Task requirements:
Give the number of lines that contain the string "content", please, and nothing else.

Raw data:
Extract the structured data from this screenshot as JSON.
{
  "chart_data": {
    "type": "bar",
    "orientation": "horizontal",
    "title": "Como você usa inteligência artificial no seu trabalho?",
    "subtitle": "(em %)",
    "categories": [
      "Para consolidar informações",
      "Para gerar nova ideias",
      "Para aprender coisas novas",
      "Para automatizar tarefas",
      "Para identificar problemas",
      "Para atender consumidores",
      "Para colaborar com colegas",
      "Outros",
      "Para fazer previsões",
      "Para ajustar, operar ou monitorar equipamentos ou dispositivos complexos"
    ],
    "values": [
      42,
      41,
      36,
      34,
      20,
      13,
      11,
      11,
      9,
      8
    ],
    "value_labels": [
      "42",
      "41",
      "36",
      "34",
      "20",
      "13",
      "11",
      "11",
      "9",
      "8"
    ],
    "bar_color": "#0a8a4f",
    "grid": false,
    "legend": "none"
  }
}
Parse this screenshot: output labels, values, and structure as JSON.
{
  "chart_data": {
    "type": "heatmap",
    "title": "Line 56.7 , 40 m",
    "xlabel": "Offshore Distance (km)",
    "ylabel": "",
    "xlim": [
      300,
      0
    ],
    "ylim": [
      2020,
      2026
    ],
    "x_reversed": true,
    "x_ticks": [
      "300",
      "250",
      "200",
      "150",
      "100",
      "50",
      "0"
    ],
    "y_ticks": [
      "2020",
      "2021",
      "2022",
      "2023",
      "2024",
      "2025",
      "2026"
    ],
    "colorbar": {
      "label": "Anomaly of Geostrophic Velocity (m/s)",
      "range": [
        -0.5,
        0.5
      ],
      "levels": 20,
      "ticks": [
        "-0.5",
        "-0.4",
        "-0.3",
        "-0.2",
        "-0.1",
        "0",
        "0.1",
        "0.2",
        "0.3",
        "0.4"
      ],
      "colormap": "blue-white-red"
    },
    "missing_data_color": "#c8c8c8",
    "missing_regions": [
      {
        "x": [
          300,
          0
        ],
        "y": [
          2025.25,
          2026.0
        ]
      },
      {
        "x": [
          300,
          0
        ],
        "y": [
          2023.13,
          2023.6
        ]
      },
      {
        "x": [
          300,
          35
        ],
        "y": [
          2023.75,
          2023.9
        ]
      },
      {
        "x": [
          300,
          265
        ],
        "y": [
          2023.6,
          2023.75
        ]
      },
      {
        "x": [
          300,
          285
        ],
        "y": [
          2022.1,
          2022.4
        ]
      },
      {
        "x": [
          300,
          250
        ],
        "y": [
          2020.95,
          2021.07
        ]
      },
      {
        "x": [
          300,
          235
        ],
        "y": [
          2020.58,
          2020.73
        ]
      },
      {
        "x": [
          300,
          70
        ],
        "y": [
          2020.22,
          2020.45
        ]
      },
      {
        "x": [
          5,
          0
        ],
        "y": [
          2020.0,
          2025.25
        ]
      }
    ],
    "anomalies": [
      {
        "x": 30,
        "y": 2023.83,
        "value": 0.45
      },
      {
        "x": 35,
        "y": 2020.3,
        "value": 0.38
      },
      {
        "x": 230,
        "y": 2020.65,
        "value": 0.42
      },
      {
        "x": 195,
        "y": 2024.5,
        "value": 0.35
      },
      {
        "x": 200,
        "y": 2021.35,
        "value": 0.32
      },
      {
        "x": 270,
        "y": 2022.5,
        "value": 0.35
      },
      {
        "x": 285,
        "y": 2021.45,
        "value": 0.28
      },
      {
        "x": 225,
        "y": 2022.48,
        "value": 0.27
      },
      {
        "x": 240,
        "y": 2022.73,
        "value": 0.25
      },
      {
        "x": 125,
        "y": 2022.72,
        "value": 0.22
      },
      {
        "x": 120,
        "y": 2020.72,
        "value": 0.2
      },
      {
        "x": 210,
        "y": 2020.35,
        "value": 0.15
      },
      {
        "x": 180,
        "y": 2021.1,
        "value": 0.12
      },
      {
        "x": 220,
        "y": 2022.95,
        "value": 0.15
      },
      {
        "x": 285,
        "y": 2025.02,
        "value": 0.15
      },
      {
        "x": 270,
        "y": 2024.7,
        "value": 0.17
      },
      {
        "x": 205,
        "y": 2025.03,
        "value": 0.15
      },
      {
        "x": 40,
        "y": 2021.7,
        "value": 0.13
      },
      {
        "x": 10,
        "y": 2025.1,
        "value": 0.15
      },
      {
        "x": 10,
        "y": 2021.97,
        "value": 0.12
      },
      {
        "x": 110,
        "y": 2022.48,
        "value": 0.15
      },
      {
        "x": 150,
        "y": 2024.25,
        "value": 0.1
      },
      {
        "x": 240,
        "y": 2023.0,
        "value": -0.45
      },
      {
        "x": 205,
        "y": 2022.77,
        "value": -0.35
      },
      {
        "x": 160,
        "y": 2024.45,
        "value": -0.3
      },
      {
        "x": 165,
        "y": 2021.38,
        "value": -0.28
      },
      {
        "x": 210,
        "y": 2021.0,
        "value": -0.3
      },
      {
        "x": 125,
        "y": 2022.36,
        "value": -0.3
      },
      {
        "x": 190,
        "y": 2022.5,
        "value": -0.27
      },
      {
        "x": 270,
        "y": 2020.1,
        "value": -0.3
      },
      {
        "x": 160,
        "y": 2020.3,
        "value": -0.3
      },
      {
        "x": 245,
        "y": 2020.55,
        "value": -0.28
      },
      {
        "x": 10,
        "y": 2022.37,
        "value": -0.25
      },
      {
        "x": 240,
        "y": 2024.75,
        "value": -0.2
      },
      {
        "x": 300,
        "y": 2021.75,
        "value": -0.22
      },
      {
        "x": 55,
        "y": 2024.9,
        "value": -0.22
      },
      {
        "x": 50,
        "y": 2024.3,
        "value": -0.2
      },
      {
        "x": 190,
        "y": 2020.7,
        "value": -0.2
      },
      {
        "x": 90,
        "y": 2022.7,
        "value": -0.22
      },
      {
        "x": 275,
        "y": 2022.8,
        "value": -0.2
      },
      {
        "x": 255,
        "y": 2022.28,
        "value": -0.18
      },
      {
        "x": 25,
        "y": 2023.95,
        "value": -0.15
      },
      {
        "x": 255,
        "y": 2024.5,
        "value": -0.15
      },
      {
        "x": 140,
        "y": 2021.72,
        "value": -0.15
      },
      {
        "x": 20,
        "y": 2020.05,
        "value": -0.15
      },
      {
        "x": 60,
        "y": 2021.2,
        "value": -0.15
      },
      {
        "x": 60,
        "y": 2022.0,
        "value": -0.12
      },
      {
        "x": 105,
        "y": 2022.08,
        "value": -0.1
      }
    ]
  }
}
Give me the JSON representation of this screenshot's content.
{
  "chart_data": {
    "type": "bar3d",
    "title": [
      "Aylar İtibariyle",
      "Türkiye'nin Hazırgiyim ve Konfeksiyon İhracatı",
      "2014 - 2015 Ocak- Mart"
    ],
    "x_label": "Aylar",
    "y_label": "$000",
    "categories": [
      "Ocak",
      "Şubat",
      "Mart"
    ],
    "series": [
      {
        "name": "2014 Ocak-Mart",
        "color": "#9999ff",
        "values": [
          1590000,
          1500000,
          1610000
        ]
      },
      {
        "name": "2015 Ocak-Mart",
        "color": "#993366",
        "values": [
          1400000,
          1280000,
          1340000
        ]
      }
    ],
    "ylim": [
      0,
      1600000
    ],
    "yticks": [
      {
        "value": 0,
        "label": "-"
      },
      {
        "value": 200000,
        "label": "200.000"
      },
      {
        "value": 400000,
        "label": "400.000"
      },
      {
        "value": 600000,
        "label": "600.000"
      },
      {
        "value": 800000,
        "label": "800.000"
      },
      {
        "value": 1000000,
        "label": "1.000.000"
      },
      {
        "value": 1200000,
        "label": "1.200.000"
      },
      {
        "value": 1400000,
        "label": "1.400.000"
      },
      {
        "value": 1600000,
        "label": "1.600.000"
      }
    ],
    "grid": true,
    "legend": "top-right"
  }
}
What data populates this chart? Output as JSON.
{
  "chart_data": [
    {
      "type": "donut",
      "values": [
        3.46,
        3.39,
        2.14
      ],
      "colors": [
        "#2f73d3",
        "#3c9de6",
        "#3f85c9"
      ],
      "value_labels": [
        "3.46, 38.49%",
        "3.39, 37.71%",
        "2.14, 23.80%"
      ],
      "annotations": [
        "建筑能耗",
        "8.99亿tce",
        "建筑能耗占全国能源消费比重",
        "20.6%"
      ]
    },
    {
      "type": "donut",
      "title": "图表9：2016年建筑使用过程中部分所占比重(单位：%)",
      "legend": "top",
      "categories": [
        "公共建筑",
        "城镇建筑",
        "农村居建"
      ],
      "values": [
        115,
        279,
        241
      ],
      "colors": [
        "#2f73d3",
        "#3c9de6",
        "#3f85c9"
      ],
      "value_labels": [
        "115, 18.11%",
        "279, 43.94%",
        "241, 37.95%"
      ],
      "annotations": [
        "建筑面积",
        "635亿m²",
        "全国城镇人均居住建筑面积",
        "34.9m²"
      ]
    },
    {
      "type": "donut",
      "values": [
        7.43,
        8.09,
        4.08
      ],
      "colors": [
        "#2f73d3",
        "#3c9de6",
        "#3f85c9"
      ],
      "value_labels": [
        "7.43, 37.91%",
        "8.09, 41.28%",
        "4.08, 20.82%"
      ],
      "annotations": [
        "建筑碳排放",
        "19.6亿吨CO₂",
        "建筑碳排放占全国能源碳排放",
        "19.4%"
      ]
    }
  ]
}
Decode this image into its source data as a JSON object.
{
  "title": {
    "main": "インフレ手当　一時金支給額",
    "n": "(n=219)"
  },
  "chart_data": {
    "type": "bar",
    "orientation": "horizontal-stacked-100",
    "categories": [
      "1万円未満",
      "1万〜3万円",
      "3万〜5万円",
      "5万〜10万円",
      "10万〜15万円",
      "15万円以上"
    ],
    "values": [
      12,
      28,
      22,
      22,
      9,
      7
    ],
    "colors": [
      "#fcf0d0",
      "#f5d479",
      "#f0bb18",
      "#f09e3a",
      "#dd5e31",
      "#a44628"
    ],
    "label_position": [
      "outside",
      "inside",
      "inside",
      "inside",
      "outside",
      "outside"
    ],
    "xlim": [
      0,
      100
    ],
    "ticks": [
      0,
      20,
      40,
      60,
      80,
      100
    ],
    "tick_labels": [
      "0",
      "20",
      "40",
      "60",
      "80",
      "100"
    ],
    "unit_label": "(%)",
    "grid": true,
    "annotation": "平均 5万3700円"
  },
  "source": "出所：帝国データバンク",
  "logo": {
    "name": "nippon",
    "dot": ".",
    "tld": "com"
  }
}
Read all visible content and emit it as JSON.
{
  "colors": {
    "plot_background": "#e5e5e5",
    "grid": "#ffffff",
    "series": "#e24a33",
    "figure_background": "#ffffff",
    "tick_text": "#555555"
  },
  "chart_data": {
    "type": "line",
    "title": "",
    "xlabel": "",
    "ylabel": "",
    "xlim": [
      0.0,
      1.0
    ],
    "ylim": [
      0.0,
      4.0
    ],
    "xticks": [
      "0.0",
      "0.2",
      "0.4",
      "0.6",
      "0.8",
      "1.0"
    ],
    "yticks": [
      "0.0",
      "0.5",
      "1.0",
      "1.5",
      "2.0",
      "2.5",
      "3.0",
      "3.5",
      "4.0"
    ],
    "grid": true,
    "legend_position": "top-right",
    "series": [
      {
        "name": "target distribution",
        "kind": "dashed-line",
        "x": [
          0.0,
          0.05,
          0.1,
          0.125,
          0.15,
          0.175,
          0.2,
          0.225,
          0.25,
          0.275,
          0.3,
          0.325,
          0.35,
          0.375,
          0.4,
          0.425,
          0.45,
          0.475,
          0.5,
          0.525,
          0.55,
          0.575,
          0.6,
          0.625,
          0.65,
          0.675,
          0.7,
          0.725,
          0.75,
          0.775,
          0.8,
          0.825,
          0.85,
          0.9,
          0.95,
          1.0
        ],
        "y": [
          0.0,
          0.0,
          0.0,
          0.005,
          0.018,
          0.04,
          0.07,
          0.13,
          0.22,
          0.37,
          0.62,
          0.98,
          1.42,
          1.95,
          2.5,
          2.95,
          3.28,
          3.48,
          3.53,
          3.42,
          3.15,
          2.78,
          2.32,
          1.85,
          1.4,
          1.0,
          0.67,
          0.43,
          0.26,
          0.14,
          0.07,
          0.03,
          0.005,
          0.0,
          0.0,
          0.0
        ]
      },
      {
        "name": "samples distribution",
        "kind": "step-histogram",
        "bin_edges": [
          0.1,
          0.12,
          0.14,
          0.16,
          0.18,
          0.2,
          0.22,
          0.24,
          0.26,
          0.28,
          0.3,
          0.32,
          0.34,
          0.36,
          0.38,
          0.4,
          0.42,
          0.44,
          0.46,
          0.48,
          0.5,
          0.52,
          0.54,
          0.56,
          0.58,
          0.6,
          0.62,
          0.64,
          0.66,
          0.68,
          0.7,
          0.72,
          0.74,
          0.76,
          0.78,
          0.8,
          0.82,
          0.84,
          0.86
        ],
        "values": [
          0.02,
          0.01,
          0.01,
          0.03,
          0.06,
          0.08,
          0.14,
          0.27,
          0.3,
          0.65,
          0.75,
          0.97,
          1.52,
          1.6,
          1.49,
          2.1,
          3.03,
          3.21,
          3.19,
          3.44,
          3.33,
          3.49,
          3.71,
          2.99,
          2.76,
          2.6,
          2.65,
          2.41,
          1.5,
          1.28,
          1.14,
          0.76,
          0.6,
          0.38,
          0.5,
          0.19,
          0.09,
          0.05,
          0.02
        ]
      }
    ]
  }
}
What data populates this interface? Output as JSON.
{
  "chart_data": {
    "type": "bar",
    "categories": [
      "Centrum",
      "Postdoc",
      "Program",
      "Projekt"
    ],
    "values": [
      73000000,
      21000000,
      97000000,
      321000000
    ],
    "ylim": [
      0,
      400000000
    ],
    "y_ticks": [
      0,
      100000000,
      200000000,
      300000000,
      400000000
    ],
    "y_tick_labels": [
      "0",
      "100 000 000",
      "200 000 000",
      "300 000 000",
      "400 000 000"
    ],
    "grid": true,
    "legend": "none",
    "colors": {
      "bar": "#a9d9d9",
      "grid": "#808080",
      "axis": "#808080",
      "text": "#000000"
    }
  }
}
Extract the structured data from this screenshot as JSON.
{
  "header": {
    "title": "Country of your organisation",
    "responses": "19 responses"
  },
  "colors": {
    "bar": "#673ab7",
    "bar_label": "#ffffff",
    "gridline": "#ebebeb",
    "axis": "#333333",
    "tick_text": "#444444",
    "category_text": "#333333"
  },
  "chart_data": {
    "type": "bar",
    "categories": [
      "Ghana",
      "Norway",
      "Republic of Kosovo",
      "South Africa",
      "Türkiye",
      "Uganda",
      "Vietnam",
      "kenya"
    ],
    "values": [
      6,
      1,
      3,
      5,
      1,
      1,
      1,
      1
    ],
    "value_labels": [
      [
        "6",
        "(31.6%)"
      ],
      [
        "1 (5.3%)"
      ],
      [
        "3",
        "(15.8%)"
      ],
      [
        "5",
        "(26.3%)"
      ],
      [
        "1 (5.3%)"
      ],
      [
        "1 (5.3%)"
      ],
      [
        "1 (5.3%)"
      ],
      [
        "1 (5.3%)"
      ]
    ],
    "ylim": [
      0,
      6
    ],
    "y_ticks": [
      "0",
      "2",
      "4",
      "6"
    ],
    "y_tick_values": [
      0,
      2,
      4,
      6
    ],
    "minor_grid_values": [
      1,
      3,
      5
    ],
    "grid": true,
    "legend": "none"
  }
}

Exercise answer:
2